**Requirements**
Retype the listing lines from the line containing "Enumerate the UI" up to and including the line containing "322, 334, 329]", reproducing each one without any change.

**Records for processing**
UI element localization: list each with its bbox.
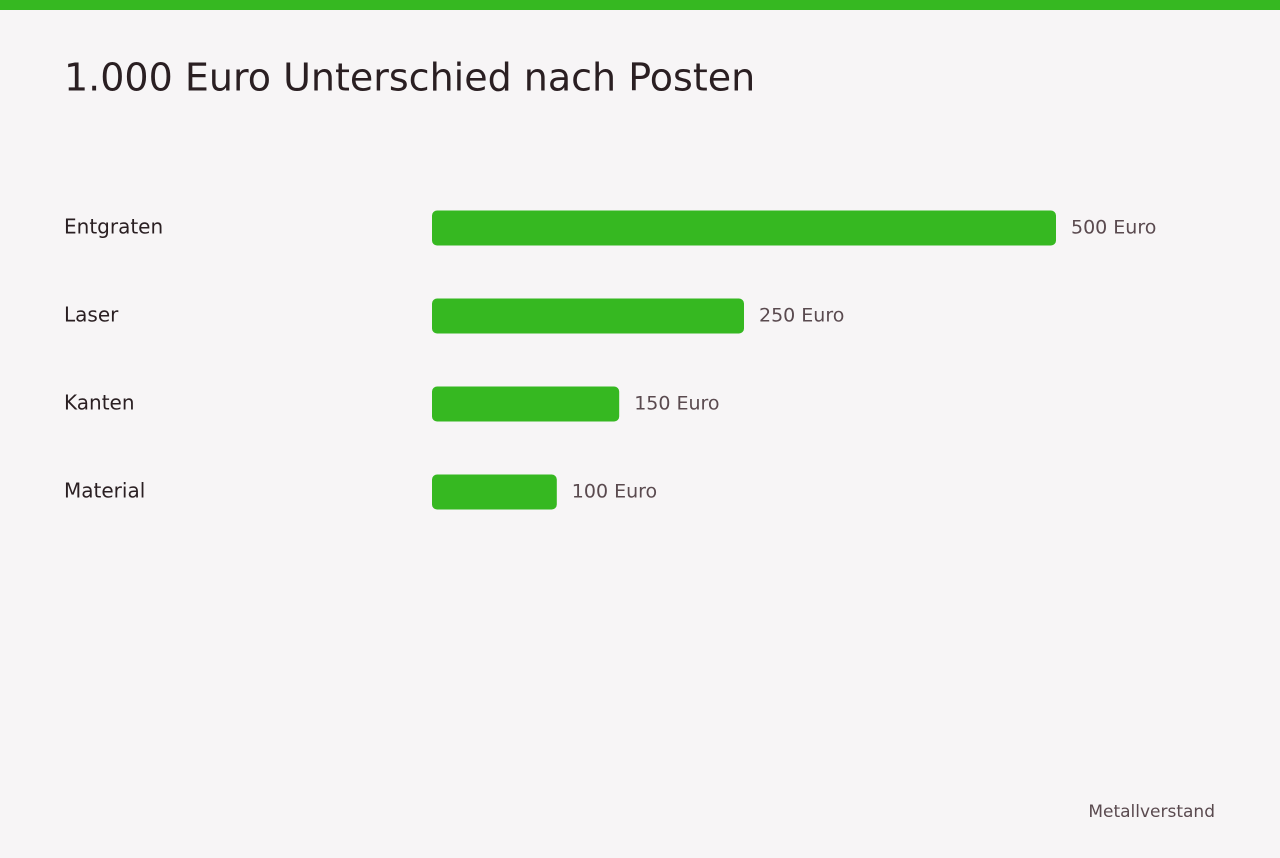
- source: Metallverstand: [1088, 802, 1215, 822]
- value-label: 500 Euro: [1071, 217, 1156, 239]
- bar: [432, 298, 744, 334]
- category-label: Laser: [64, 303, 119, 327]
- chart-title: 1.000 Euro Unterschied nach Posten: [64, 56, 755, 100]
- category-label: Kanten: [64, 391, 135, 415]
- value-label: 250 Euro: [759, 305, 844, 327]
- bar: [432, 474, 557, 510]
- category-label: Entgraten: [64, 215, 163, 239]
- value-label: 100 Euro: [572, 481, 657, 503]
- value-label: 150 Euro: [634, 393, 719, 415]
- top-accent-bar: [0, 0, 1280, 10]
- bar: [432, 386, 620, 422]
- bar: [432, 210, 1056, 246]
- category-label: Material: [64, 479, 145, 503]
--
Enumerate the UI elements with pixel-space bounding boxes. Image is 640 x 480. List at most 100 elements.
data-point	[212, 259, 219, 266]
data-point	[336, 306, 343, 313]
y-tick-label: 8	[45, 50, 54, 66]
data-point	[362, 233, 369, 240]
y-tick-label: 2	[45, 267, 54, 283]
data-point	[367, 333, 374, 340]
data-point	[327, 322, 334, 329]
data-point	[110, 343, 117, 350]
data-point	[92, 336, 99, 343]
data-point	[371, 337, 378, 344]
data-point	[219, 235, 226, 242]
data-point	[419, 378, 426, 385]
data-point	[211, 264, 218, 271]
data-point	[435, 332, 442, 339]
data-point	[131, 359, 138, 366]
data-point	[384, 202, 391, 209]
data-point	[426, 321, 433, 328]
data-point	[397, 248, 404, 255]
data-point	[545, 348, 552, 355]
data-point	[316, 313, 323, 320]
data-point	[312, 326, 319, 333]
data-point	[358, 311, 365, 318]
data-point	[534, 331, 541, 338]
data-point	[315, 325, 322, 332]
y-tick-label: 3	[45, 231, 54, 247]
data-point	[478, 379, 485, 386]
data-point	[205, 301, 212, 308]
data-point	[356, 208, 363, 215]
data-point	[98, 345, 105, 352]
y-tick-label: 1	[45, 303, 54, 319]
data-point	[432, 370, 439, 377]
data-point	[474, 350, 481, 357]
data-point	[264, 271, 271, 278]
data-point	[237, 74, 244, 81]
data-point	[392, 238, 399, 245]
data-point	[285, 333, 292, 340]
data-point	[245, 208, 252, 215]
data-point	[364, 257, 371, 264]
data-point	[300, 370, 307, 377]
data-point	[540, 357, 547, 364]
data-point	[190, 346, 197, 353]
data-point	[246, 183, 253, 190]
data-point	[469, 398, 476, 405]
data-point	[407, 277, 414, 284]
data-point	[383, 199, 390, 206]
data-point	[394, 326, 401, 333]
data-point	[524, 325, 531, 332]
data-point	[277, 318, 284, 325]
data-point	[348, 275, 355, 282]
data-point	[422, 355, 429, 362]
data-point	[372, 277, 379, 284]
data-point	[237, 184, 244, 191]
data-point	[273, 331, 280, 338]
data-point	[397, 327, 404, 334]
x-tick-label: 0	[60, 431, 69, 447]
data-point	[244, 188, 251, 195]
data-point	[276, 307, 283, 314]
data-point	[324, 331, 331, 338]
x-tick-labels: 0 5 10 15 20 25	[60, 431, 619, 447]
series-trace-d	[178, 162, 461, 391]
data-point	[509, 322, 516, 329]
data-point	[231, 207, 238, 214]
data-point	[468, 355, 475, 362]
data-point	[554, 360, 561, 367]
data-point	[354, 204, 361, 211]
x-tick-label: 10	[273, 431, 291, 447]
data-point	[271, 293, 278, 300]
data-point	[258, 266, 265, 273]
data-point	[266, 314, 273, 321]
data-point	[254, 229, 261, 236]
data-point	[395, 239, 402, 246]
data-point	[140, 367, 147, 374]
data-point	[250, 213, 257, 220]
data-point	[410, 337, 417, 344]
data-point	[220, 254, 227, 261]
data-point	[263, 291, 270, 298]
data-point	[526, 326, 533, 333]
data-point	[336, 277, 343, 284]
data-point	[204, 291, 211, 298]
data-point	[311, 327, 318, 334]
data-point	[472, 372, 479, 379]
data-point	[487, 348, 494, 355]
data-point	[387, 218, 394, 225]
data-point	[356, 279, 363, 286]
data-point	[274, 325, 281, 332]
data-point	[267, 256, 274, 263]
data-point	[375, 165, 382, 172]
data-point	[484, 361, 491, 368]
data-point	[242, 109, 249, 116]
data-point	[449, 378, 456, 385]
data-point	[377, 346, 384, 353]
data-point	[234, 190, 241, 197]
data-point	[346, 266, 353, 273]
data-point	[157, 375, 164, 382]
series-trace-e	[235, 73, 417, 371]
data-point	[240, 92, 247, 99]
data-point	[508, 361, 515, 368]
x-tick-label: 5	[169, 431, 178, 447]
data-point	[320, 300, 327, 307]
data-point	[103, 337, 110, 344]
* * *
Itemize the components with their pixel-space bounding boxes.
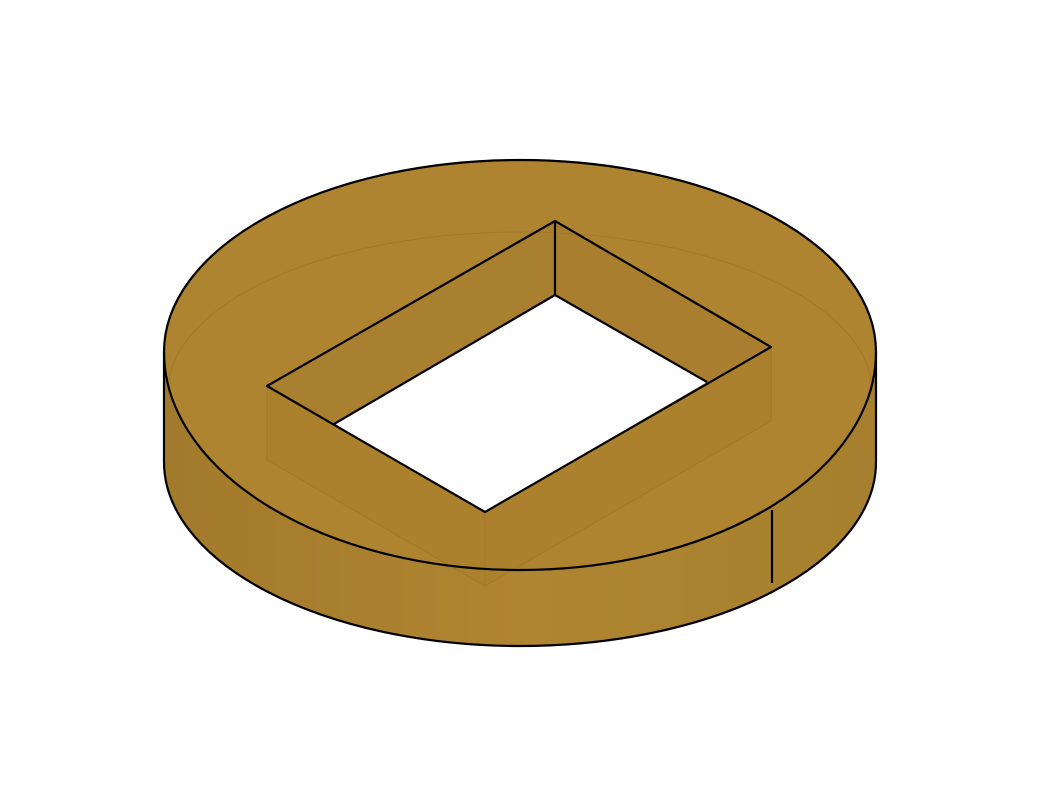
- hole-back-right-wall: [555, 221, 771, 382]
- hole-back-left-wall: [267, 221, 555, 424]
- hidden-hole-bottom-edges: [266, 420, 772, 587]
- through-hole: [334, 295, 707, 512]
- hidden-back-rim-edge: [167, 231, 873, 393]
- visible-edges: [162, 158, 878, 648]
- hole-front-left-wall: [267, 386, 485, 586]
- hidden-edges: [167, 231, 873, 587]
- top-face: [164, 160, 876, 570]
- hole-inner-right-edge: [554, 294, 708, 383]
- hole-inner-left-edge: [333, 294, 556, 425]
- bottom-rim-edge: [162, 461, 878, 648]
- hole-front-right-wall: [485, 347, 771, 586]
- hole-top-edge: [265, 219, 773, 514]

**Result of the task**
Enumerate the UI elements with pixel-space bounding boxes. Image is 640 x 480. List at most 100 elements.
data-point	[212, 259, 219, 266]
data-point	[336, 306, 343, 313]
y-tick-label: 8	[45, 50, 54, 66]
data-point	[362, 233, 369, 240]
y-tick-label: 2	[45, 267, 54, 283]
data-point	[367, 333, 374, 340]
data-point	[327, 322, 334, 329]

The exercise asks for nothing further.